WHAT YOU HAVE TO DO: Please rewrite the stretch of data from the line containing "Itemize the components" through the line containing "160, 425, 175]" as a Markdown table with the columns Row and Entry, numbering each non-blank line and leaving the pictures out.

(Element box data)
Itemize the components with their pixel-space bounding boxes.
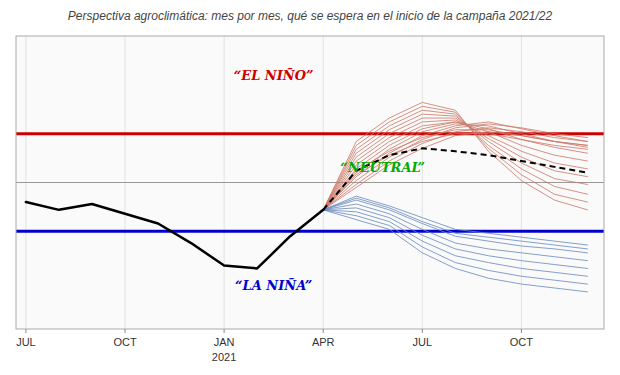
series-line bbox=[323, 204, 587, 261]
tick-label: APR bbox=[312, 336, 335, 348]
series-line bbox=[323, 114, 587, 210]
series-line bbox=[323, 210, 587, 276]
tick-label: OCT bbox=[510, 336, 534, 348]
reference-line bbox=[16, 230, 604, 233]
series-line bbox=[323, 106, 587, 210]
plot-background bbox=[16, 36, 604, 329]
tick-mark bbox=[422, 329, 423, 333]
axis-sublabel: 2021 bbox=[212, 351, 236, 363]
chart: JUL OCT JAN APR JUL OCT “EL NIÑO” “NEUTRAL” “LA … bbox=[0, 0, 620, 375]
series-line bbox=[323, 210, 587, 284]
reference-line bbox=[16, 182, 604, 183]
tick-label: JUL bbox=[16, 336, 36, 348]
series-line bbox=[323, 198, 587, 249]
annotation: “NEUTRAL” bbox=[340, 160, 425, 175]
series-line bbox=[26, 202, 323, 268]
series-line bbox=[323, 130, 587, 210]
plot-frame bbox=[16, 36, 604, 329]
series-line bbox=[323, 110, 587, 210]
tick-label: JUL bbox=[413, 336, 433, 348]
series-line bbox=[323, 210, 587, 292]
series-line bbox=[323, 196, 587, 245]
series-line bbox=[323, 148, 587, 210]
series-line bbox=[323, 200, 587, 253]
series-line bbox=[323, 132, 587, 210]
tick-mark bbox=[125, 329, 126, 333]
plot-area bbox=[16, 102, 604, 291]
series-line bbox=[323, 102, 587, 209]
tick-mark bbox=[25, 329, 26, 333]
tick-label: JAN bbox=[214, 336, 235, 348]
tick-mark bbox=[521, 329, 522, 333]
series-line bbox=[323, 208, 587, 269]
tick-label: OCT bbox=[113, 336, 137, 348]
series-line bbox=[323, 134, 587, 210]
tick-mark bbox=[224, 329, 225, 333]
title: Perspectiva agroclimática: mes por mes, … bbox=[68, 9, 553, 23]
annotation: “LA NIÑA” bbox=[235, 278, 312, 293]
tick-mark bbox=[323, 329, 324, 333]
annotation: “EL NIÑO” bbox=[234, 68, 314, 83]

--

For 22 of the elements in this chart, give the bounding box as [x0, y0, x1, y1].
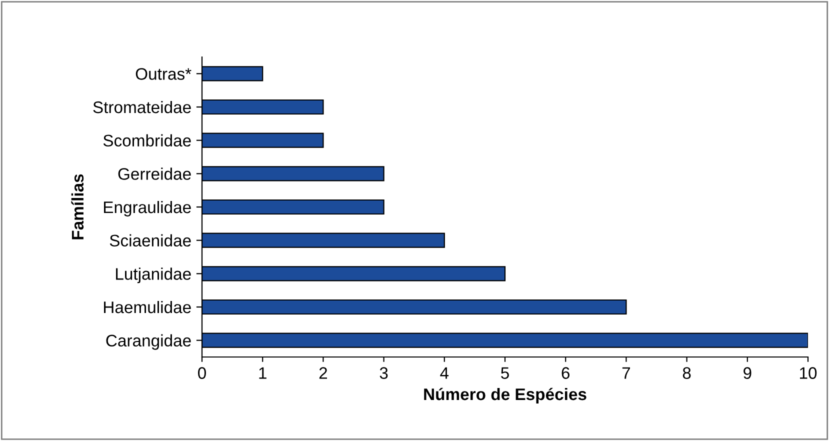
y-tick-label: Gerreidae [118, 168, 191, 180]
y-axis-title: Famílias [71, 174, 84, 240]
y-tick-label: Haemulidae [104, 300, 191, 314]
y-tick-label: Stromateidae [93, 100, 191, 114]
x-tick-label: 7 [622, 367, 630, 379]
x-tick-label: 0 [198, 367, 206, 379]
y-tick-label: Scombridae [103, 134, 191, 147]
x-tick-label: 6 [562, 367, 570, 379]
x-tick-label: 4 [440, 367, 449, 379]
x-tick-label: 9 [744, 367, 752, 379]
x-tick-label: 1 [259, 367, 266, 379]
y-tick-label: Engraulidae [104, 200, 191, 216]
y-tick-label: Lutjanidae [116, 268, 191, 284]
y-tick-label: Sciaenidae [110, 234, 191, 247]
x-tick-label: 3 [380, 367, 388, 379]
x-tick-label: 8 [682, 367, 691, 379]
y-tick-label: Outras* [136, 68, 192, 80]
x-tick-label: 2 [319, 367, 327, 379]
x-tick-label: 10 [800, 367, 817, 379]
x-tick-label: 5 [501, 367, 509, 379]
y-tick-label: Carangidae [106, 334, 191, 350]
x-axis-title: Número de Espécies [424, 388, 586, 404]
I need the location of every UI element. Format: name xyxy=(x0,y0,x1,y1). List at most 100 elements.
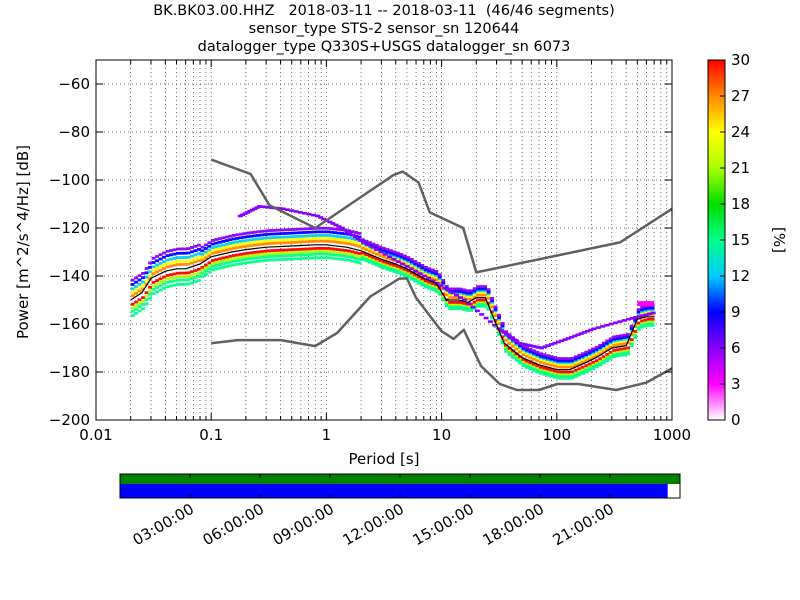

SOLUTION BELOW:
| Row | Entry |
|---|---|
| 1 | Itemize the components with their pixel-space bounding boxes. |
| 2 | series-line bbox=[323, 204, 587, 261] |
| 3 | tick-label: APR bbox=[312, 336, 335, 348] |
| 4 | series-line bbox=[323, 114, 587, 210] |
| 5 | series-line bbox=[323, 210, 587, 276] |
| 6 | tick-label: OCT bbox=[510, 336, 534, 348] |
| 7 | reference-line bbox=[16, 230, 604, 233] |
| 8 | series-line bbox=[323, 106, 587, 210] |
| 9 | plot-background bbox=[16, 36, 604, 329] |
| 10 | tick-mark bbox=[422, 329, 423, 333] |
| 11 | axis-sublabel: 2021 bbox=[212, 351, 236, 363] |
| 12 | chart: JUL OCT JAN APR JUL OCT “EL NIÑO” “NEUTRAL” “LA … bbox=[0, 0, 620, 375] |
| 13 | series-line bbox=[323, 210, 587, 284] |
| 14 | reference-line bbox=[16, 182, 604, 183] |
| 15 | tick-label: JUL bbox=[16, 336, 36, 348] |
| 16 | series-line bbox=[323, 198, 587, 249] |
| 17 | annotation: “NEUTRAL” bbox=[340, 160, 425, 175] |